(Excerpts from a figure dataset)
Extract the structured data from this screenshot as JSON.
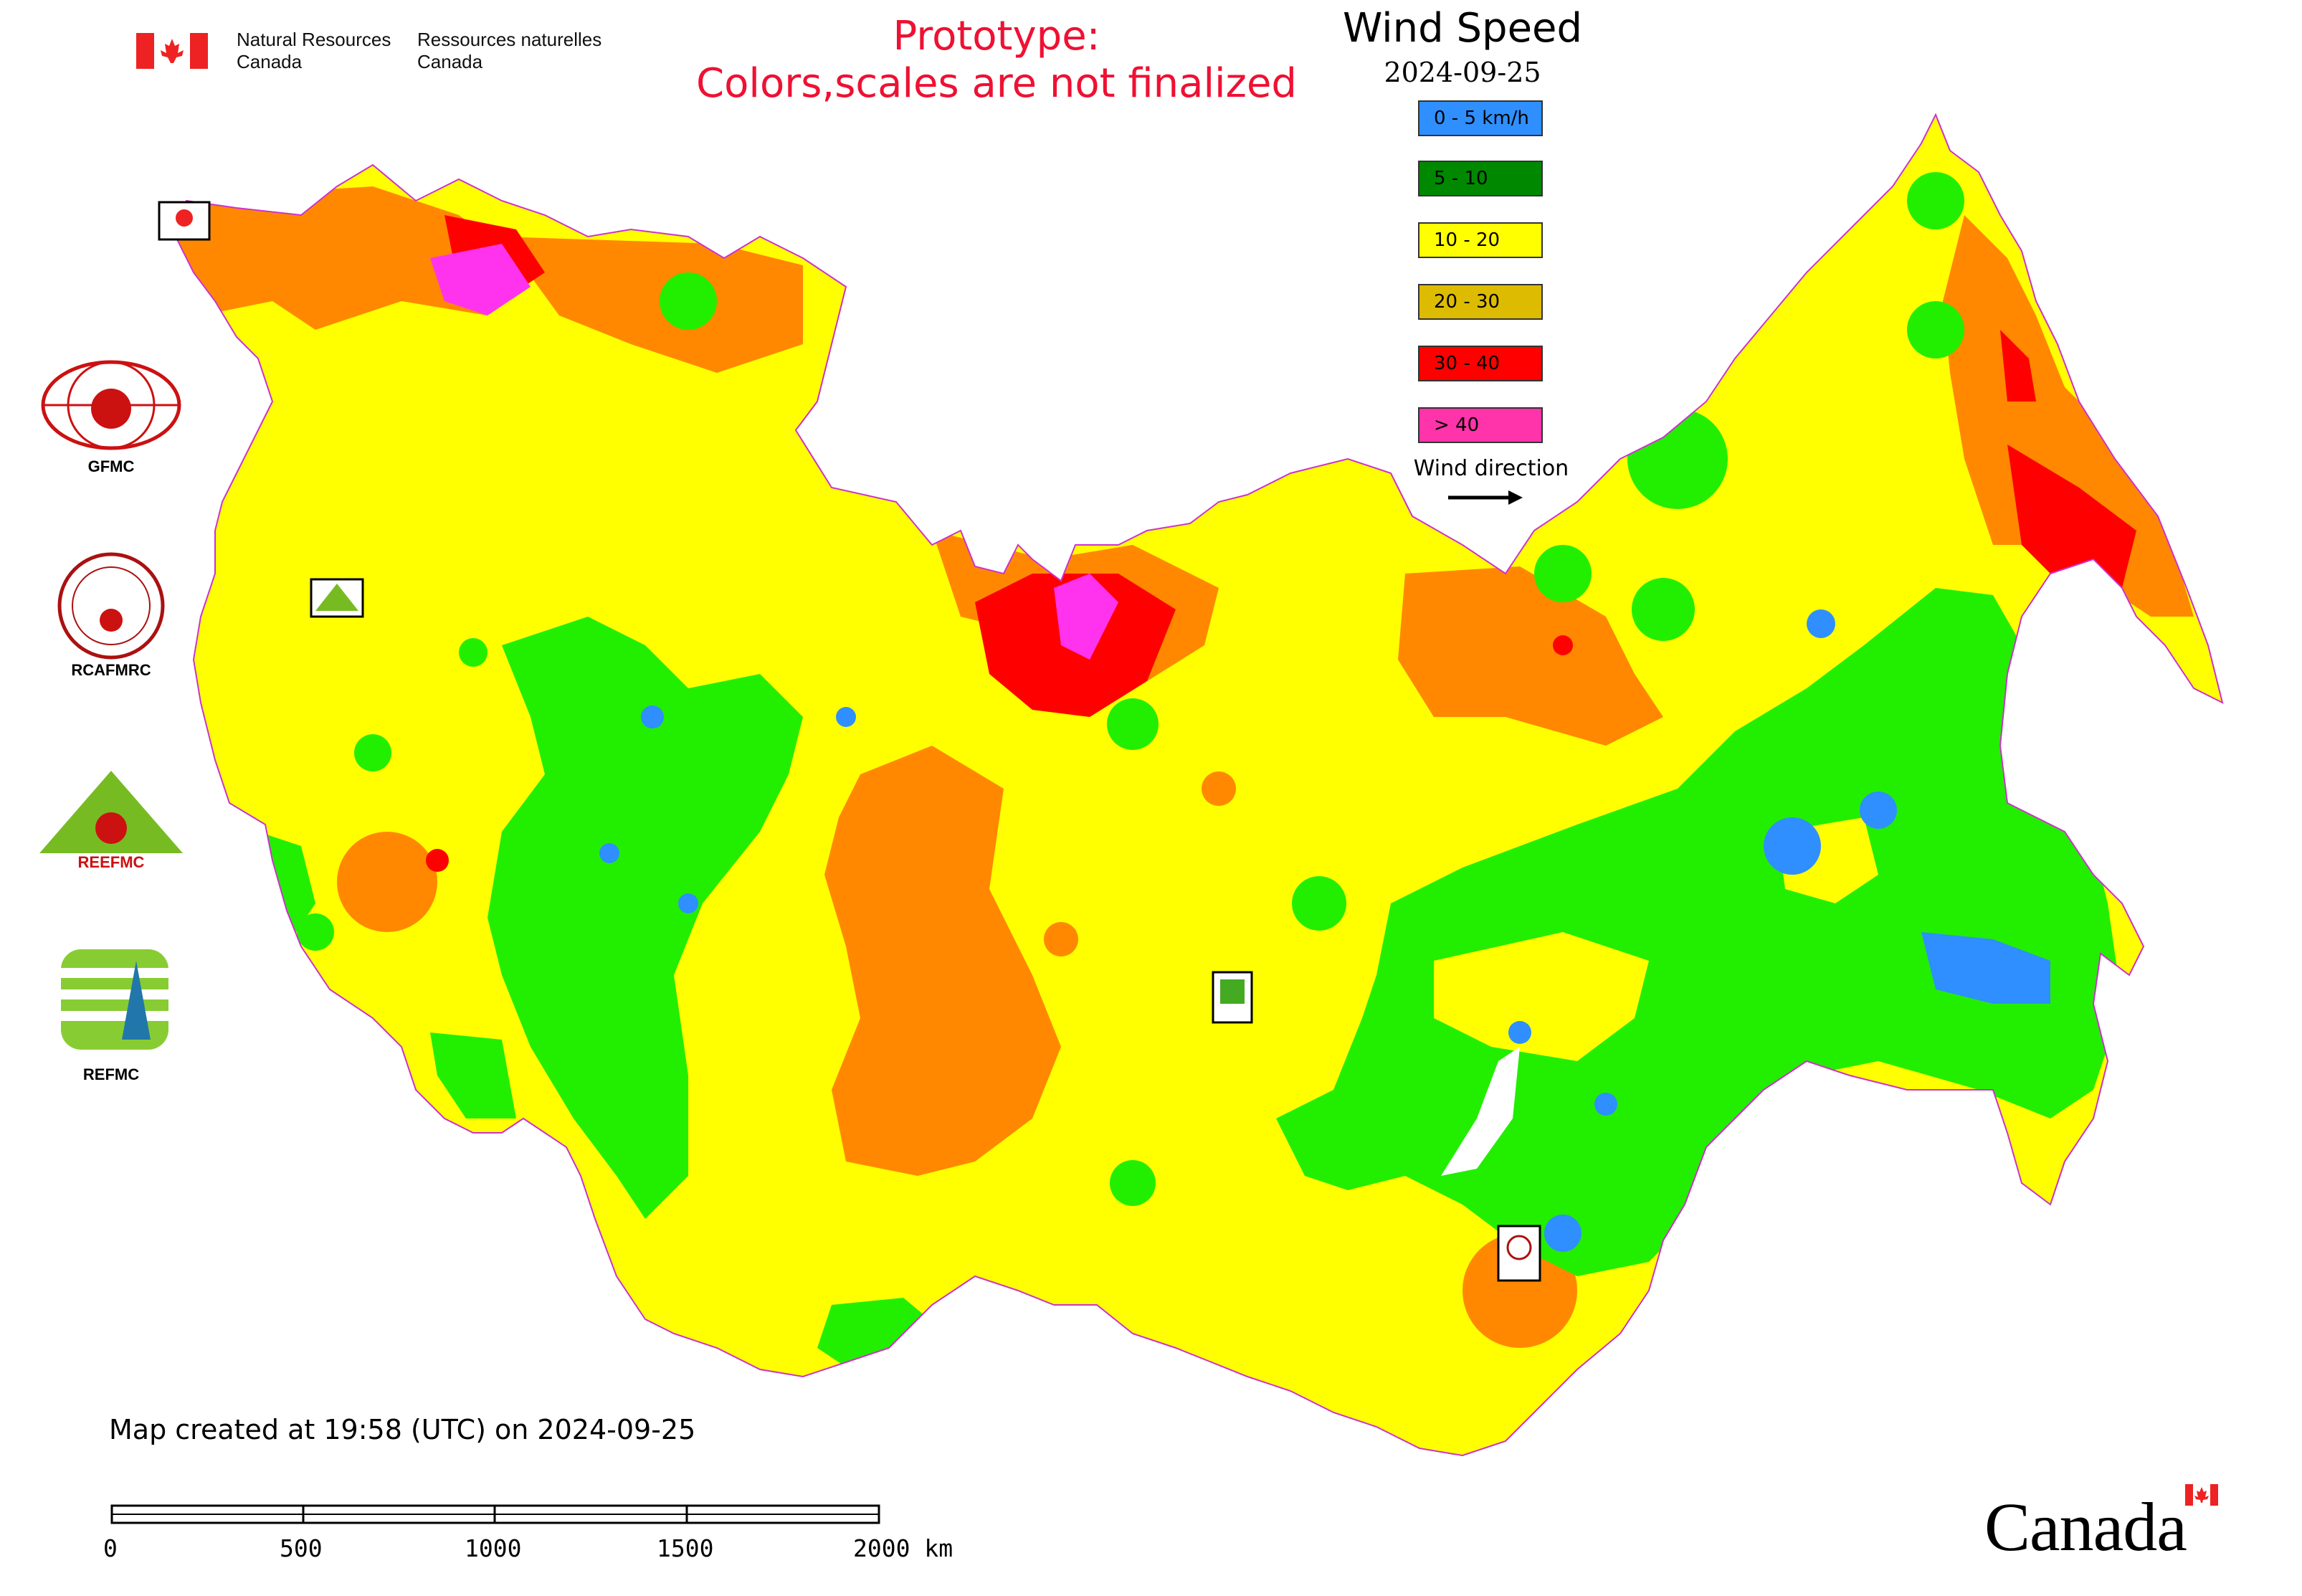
{
  "header": {
    "nrcan_en": "Natural Resources\nCanada",
    "nrcan_fr": "Ressources naturelles\nCanada",
    "prototype_line1": "Prototype:",
    "prototype_line2": "Colors,scales are not finalized"
  },
  "legend": {
    "title": "Wind Speed",
    "date": "2024-09-25",
    "items": [
      {
        "label": "0 - 5 km/h",
        "color": "#2f8fff"
      },
      {
        "label": "5 - 10",
        "color": "#008800"
      },
      {
        "label": "10 - 20",
        "color": "#ffff00"
      },
      {
        "label": "20 - 30",
        "color": "#ddbb00"
      },
      {
        "label": "30 - 40",
        "color": "#ff0000"
      },
      {
        "label": "> 40",
        "color": "#ff33aa"
      }
    ],
    "wind_direction_label": "Wind direction"
  },
  "map_colors": {
    "calm": "#2f8fff",
    "light": "#22ee00",
    "moderate": "#ffff00",
    "fresh": "#ff8800",
    "strong": "#ff0000",
    "gale": "#ff33ee"
  },
  "logos": [
    {
      "name": "GFMC",
      "icon": "gfmc-logo"
    },
    {
      "name": "RCAFMRC",
      "icon": "rcafmrc-logo"
    },
    {
      "name": "REEFMC",
      "icon": "reefmc-triangle-logo"
    },
    {
      "name": "REFMC",
      "icon": "refmc-logo"
    }
  ],
  "footer": {
    "created": "Map created at 19:58 (UTC) on 2024-09-25",
    "scale_labels": [
      "0",
      "500",
      "1000",
      "1500",
      "2000 km"
    ],
    "wordmark": "Canada"
  }
}
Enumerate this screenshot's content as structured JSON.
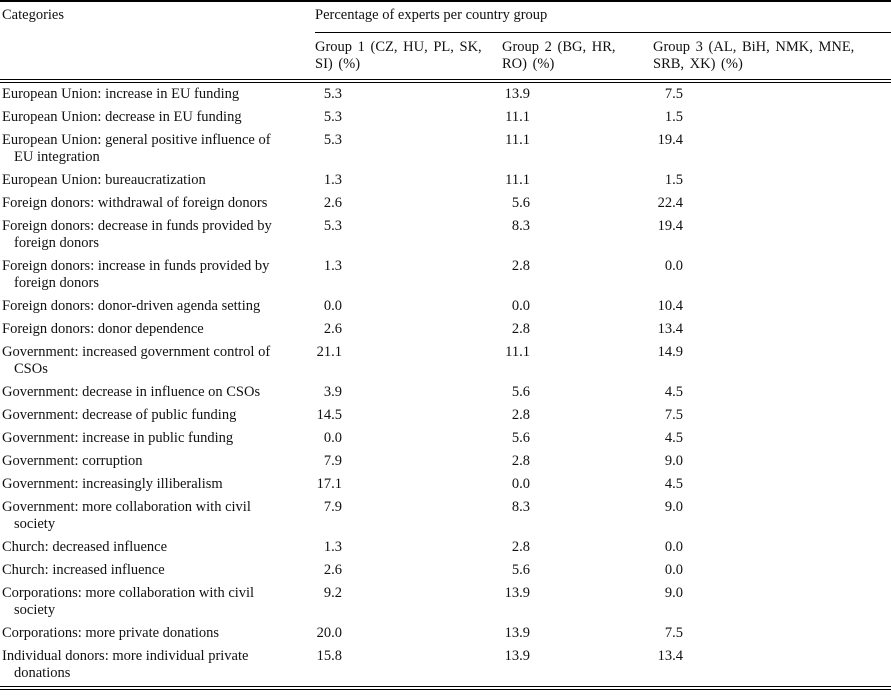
{
  "table": {
    "categories_header": "Categories",
    "span_header": "Percentage of experts per country group",
    "group_headers": [
      "Group 1 (CZ, HU, PL, SK,\nSI) (%)",
      "Group 2 (BG, HR,\nRO) (%)",
      "Group 3 (AL, BiH, NMK, MNE,\nSRB, XK) (%)"
    ],
    "rows": [
      {
        "category": "European Union: increase in EU funding",
        "g1": "5.3",
        "g2": "13.9",
        "g3": "7.5"
      },
      {
        "category": "European Union: decrease in EU funding",
        "g1": "5.3",
        "g2": "11.1",
        "g3": "1.5"
      },
      {
        "category": "European Union: general positive influence of\nEU integration",
        "g1": "5.3",
        "g2": "11.1",
        "g3": "19.4"
      },
      {
        "category": "European Union: bureaucratization",
        "g1": "1.3",
        "g2": "11.1",
        "g3": "1.5"
      },
      {
        "category": "Foreign donors: withdrawal of foreign donors",
        "g1": "2.6",
        "g2": "5.6",
        "g3": "22.4"
      },
      {
        "category": "Foreign donors: decrease in funds provided by\nforeign donors",
        "g1": "5.3",
        "g2": "8.3",
        "g3": "19.4"
      },
      {
        "category": "Foreign donors: increase in funds provided by\nforeign donors",
        "g1": "1.3",
        "g2": "2.8",
        "g3": "0.0"
      },
      {
        "category": "Foreign donors: donor-driven agenda setting",
        "g1": "0.0",
        "g2": "0.0",
        "g3": "10.4"
      },
      {
        "category": "Foreign donors: donor dependence",
        "g1": "2.6",
        "g2": "2.8",
        "g3": "13.4"
      },
      {
        "category": "Government: increased government control of\nCSOs",
        "g1": "21.1",
        "g2": "11.1",
        "g3": "14.9"
      },
      {
        "category": "Government: decrease in influence on CSOs",
        "g1": "3.9",
        "g2": "5.6",
        "g3": "4.5"
      },
      {
        "category": "Government: decrease of public funding",
        "g1": "14.5",
        "g2": "2.8",
        "g3": "7.5"
      },
      {
        "category": "Government: increase in public funding",
        "g1": "0.0",
        "g2": "5.6",
        "g3": "4.5"
      },
      {
        "category": "Government: corruption",
        "g1": "7.9",
        "g2": "2.8",
        "g3": "9.0"
      },
      {
        "category": "Government: increasingly illiberalism",
        "g1": "17.1",
        "g2": "0.0",
        "g3": "4.5"
      },
      {
        "category": "Government: more collaboration with civil\nsociety",
        "g1": "7.9",
        "g2": "8.3",
        "g3": "9.0"
      },
      {
        "category": "Church: decreased influence",
        "g1": "1.3",
        "g2": "2.8",
        "g3": "0.0"
      },
      {
        "category": "Church: increased influence",
        "g1": "2.6",
        "g2": "5.6",
        "g3": "0.0"
      },
      {
        "category": "Corporations: more collaboration with civil\nsociety",
        "g1": "9.2",
        "g2": "13.9",
        "g3": "9.0"
      },
      {
        "category": "Corporations: more private donations",
        "g1": "20.0",
        "g2": "13.9",
        "g3": "7.5"
      },
      {
        "category": "Individual donors: more individual private\ndonations",
        "g1": "15.8",
        "g2": "13.9",
        "g3": "13.4"
      }
    ]
  }
}
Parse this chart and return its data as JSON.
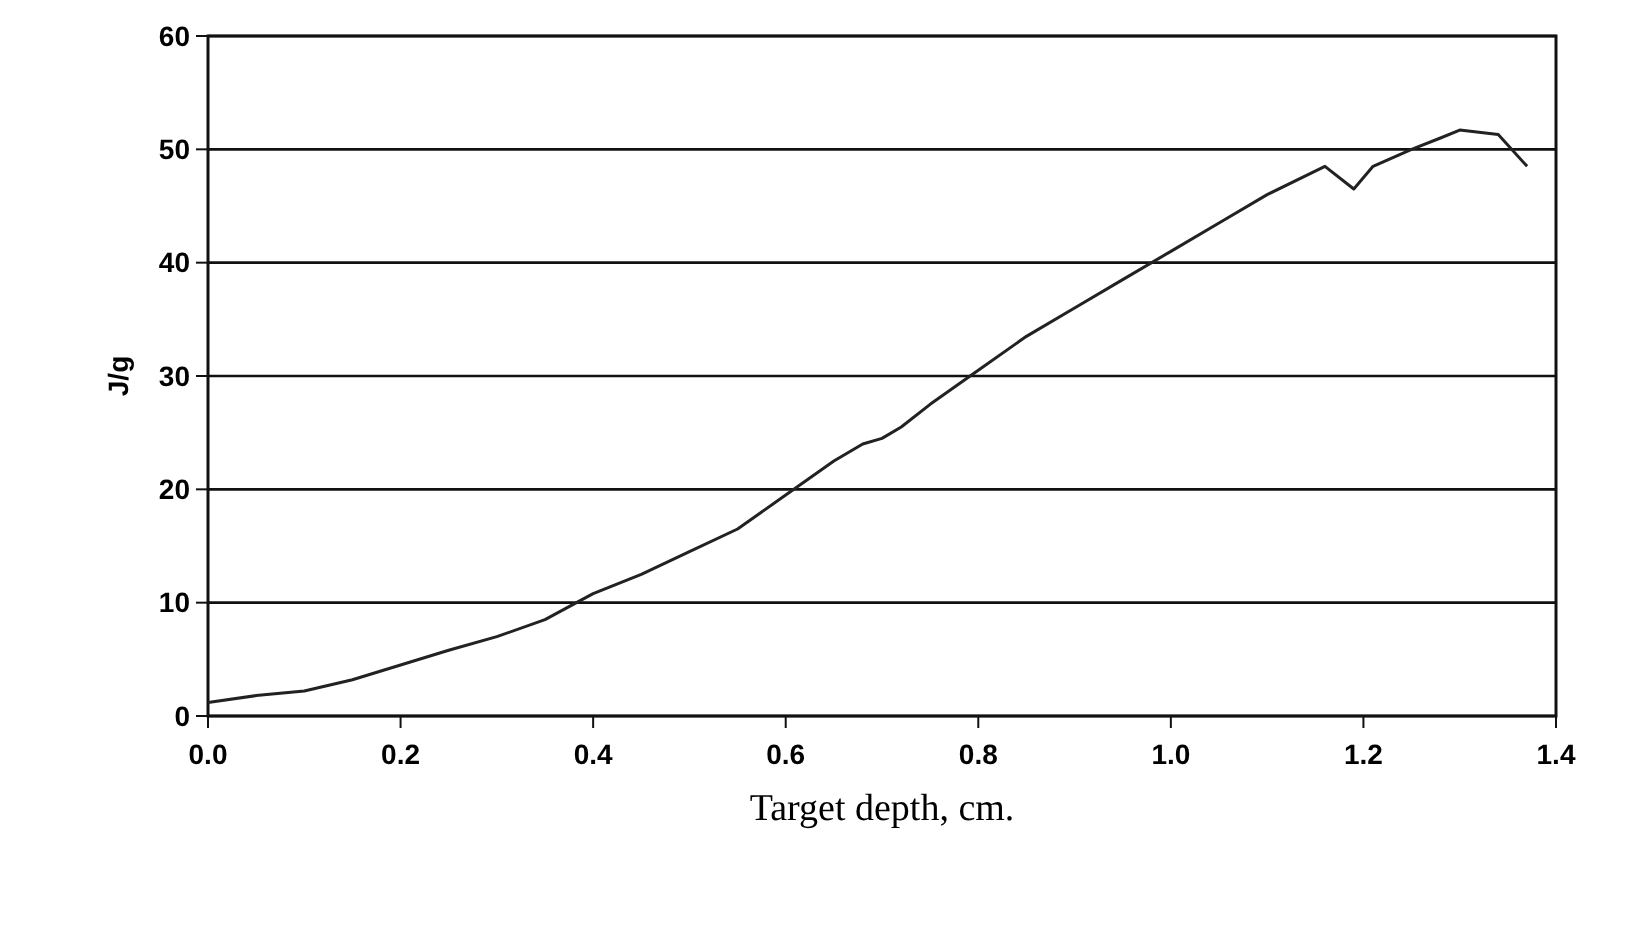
{
  "chart_data": {
    "type": "line",
    "xlabel": "Target depth, cm.",
    "ylabel": "J/g",
    "x": [
      0,
      0.05,
      0.1,
      0.15,
      0.2,
      0.25,
      0.3,
      0.35,
      0.4,
      0.45,
      0.5,
      0.55,
      0.6,
      0.65,
      0.68,
      0.7,
      0.72,
      0.75,
      0.8,
      0.85,
      0.9,
      0.95,
      1.0,
      1.05,
      1.1,
      1.16,
      1.19,
      1.21,
      1.25,
      1.28,
      1.3,
      1.34,
      1.37
    ],
    "series": [
      {
        "color": "#222222",
        "values": [
          1.2,
          1.8,
          2.2,
          3.2,
          4.5,
          5.8,
          7,
          8.5,
          10.8,
          12.5,
          14.5,
          16.5,
          19.5,
          22.5,
          24,
          24.5,
          25.5,
          27.5,
          30.5,
          33.5,
          36,
          38.5,
          41,
          43.5,
          46,
          48.5,
          46.5,
          48.5,
          50,
          51,
          51.7,
          51.3,
          48.5
        ]
      }
    ],
    "xlim": [
      0,
      1.4
    ],
    "ylim": [
      0,
      60
    ],
    "xticks": [
      {
        "value": 0,
        "label": "0.0"
      },
      0.2,
      0.4,
      0.6,
      0.8,
      {
        "value": 1,
        "label": "1.0"
      },
      1.2,
      1.4
    ],
    "yticks": [
      0,
      10,
      20,
      30,
      40,
      50,
      60
    ],
    "grid": "y",
    "marker": "none",
    "line_style": "solid"
  }
}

What is asked ▸ Check each line above for the string "Foreign" and report how many lines have it, giving only the number.

Solved exercise ▸ 5